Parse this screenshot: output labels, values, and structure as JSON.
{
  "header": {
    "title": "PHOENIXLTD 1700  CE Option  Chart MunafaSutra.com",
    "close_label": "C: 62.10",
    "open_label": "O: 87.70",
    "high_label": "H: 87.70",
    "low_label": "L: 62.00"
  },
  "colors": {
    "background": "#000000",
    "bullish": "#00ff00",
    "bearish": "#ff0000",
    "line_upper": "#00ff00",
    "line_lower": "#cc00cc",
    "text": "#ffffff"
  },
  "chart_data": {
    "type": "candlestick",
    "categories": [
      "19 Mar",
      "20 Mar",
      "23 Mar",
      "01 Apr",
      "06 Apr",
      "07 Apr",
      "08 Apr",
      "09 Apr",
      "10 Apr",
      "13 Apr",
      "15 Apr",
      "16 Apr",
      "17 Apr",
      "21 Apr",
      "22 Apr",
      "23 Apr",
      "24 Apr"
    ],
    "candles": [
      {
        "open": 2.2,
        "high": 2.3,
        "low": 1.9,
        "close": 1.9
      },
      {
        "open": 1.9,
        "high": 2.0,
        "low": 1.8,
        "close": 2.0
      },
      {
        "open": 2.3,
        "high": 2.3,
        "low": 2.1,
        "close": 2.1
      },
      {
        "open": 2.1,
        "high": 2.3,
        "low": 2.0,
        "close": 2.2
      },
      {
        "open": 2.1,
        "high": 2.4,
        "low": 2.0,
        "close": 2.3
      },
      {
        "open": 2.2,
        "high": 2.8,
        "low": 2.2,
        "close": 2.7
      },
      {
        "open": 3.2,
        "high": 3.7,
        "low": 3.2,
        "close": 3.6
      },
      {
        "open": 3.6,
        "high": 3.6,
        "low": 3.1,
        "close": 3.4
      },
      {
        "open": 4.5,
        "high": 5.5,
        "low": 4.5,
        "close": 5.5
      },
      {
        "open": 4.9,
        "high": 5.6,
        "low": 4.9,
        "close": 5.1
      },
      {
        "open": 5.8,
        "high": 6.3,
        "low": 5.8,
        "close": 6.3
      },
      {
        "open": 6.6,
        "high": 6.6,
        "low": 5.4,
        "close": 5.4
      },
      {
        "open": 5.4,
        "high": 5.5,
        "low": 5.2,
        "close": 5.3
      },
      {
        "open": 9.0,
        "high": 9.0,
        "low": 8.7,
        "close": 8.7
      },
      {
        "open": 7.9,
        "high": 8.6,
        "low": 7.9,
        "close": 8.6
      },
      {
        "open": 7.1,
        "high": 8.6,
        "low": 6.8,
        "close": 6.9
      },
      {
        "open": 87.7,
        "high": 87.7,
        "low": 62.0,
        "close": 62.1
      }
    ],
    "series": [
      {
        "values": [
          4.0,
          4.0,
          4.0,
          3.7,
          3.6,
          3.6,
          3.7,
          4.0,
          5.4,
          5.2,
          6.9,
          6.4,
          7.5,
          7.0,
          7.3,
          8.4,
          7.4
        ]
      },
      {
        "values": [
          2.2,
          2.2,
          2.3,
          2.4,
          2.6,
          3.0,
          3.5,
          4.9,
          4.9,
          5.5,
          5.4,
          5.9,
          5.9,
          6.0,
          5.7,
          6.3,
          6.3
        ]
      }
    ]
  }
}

**Problem requirements**:
Please give back all of the records exactly as written.

**Task output**:
Parse this screenshot: output labels, values, and structure as JSON.
{
  "header": {
    "title": "PHOENIXLTD 1700  CE Option  Chart MunafaSutra.com",
    "close_label": "C: 62.10",
    "open_label": "O: 87.70",
    "high_label": "H: 87.70",
    "low_label": "L: 62.00"
  },
  "colors": {
    "background": "#000000",
    "bullish": "#00ff00",
    "bearish": "#ff0000",
    "line_upper": "#00ff00",
    "line_lower": "#cc00cc",
    "text": "#ffffff"
  },
  "chart_data": {
    "type": "candlestick",
    "categories": [
      "19 Mar",
      "20 Mar",
      "23 Mar",
      "01 Apr",
      "06 Apr",
      "07 Apr",
      "08 Apr",
      "09 Apr",
      "10 Apr",
      "13 Apr",
      "15 Apr",
      "16 Apr",
      "17 Apr",
      "21 Apr",
      "22 Apr",
      "23 Apr",
      "24 Apr"
    ],
    "candles": [
      {
        "open": 2.2,
        "high": 2.3,
        "low": 1.9,
        "close": 1.9
      },
      {
        "open": 1.9,
        "high": 2.0,
        "low": 1.8,
        "close": 2.0
      },
      {
        "open": 2.3,
        "high": 2.3,
        "low": 2.1,
        "close": 2.1
      },
      {
        "open": 2.1,
        "high": 2.3,
        "low": 2.0,
        "close": 2.2
      },
      {
        "open": 2.1,
        "high": 2.4,
        "low": 2.0,
        "close": 2.3
      },
      {
        "open": 2.2,
        "high": 2.8,
        "low": 2.2,
        "close": 2.7
      },
      {
        "open": 3.2,
        "high": 3.7,
        "low": 3.2,
        "close": 3.6
      },
      {
        "open": 3.6,
        "high": 3.6,
        "low": 3.1,
        "close": 3.4
      },
      {
        "open": 4.5,
        "high": 5.5,
        "low": 4.5,
        "close": 5.5
      },
      {
        "open": 4.9,
        "high": 5.6,
        "low": 4.9,
        "close": 5.1
      },
      {
        "open": 5.8,
        "high": 6.3,
        "low": 5.8,
        "close": 6.3
      },
      {
        "open": 6.6,
        "high": 6.6,
        "low": 5.4,
        "close": 5.4
      },
      {
        "open": 5.4,
        "high": 5.5,
        "low": 5.2,
        "close": 5.3
      },
      {
        "open": 9.0,
        "high": 9.0,
        "low": 8.7,
        "close": 8.7
      },
      {
        "open": 7.9,
        "high": 8.6,
        "low": 7.9,
        "close": 8.6
      },
      {
        "open": 7.1,
        "high": 8.6,
        "low": 6.8,
        "close": 6.9
      },
      {
        "open": 87.7,
        "high": 87.7,
        "low": 62.0,
        "close": 62.1
      }
    ],
    "series": [
      {
        "values": [
          4.0,
          4.0,
          4.0,
          3.7,
          3.6,
          3.6,
          3.7,
          4.0,
          5.4,
          5.2,
          6.9,
          6.4,
          7.5,
          7.0,
          7.3,
          8.4,
          7.4
        ]
      },
      {
        "values": [
          2.2,
          2.2,
          2.3,
          2.4,
          2.6,
          3.0,
          3.5,
          4.9,
          4.9,
          5.5,
          5.4,
          5.9,
          5.9,
          6.0,
          5.7,
          6.3,
          6.3
        ]
      }
    ]
  }
}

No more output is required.